### [Stated goal]
Return every record exactly as written.

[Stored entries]
*****

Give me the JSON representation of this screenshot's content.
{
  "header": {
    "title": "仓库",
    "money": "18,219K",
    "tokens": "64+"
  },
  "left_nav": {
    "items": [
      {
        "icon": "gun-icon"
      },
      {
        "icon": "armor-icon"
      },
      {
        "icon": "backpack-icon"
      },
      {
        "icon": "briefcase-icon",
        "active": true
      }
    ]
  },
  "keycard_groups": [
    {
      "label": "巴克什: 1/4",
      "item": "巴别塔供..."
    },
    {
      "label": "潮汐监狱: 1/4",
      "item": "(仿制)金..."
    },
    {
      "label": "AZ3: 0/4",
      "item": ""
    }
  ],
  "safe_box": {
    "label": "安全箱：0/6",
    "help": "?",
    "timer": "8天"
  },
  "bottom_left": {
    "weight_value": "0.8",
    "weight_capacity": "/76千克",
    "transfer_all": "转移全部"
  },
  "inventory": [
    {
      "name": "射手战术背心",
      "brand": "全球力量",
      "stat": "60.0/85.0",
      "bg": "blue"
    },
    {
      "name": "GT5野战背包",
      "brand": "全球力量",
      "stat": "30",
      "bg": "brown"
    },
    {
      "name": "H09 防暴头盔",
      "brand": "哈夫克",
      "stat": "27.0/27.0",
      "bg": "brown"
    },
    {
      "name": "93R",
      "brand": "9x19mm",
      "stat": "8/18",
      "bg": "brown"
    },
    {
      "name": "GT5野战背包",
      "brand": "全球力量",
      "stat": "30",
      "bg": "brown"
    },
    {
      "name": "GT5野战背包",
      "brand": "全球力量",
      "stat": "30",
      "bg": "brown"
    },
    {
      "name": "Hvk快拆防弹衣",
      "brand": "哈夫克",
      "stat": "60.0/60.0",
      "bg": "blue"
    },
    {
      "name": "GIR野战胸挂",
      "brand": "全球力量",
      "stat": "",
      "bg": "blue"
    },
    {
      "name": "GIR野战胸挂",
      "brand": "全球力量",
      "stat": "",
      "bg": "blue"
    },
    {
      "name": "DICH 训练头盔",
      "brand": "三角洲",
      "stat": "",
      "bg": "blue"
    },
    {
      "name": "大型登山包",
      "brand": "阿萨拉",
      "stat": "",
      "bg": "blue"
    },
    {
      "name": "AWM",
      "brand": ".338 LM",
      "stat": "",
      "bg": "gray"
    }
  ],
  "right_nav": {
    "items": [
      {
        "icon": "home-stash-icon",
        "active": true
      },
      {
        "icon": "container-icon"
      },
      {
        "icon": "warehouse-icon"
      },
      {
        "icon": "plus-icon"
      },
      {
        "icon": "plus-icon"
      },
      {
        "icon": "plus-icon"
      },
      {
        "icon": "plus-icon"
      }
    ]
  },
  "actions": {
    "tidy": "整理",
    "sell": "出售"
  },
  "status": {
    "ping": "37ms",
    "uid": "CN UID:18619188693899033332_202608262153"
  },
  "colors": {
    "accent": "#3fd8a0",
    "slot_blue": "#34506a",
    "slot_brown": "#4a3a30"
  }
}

*****

### [Solution to this problem]
Give me the JSON representation of this screenshot's content.
{
  "header": {
    "title": "仓库",
    "money": "18,219K",
    "tokens": "64+"
  },
  "left_nav": {
    "items": [
      {
        "icon": "gun-icon"
      },
      {
        "icon": "armor-icon"
      },
      {
        "icon": "backpack-icon"
      },
      {
        "icon": "briefcase-icon",
        "active": true
      }
    ]
  },
  "keycard_groups": [
    {
      "label": "巴克什: 1/4",
      "item": "巴别塔供..."
    },
    {
      "label": "潮汐监狱: 1/4",
      "item": "(仿制)金..."
    },
    {
      "label": "AZ3: 0/4",
      "item": ""
    }
  ],
  "safe_box": {
    "label": "安全箱：0/6",
    "help": "?",
    "timer": "8天"
  },
  "bottom_left": {
    "weight_value": "0.8",
    "weight_capacity": "/76千克",
    "transfer_all": "转移全部"
  },
  "inventory": [
    {
      "name": "射手战术背心",
      "brand": "全球力量",
      "stat": "60.0/85.0",
      "bg": "blue"
    },
    {
      "name": "GT5野战背包",
      "brand": "全球力量",
      "stat": "30",
      "bg": "brown"
    },
    {
      "name": "H09 防暴头盔",
      "brand": "哈夫克",
      "stat": "27.0/27.0",
      "bg": "brown"
    },
    {
      "name": "93R",
      "brand": "9x19mm",
      "stat": "8/18",
      "bg": "brown"
    },
    {
      "name": "GT5野战背包",
      "brand": "全球力量",
      "stat": "30",
      "bg": "brown"
    },
    {
      "name": "GT5野战背包",
      "brand": "全球力量",
      "stat": "30",
      "bg": "brown"
    },
    {
      "name": "Hvk快拆防弹衣",
      "brand": "哈夫克",
      "stat": "60.0/60.0",
      "bg": "blue"
    },
    {
      "name": "GIR野战胸挂",
      "brand": "全球力量",
      "stat": "",
      "bg": "blue"
    },
    {
      "name": "GIR野战胸挂",
      "brand": "全球力量",
      "stat": "",
      "bg": "blue"
    },
    {
      "name": "DICH 训练头盔",
      "brand": "三角洲",
      "stat": "",
      "bg": "blue"
    },
    {
      "name": "大型登山包",
      "brand": "阿萨拉",
      "stat": "",
      "bg": "blue"
    },
    {
      "name": "AWM",
      "brand": ".338 LM",
      "stat": "",
      "bg": "gray"
    }
  ],
  "right_nav": {
    "items": [
      {
        "icon": "home-stash-icon",
        "active": true
      },
      {
        "icon": "container-icon"
      },
      {
        "icon": "warehouse-icon"
      },
      {
        "icon": "plus-icon"
      },
      {
        "icon": "plus-icon"
      },
      {
        "icon": "plus-icon"
      },
      {
        "icon": "plus-icon"
      }
    ]
  },
  "actions": {
    "tidy": "整理",
    "sell": "出售"
  },
  "status": {
    "ping": "37ms",
    "uid": "CN UID:18619188693899033332_202608262153"
  },
  "colors": {
    "accent": "#3fd8a0",
    "slot_blue": "#34506a",
    "slot_brown": "#4a3a30"
  }
}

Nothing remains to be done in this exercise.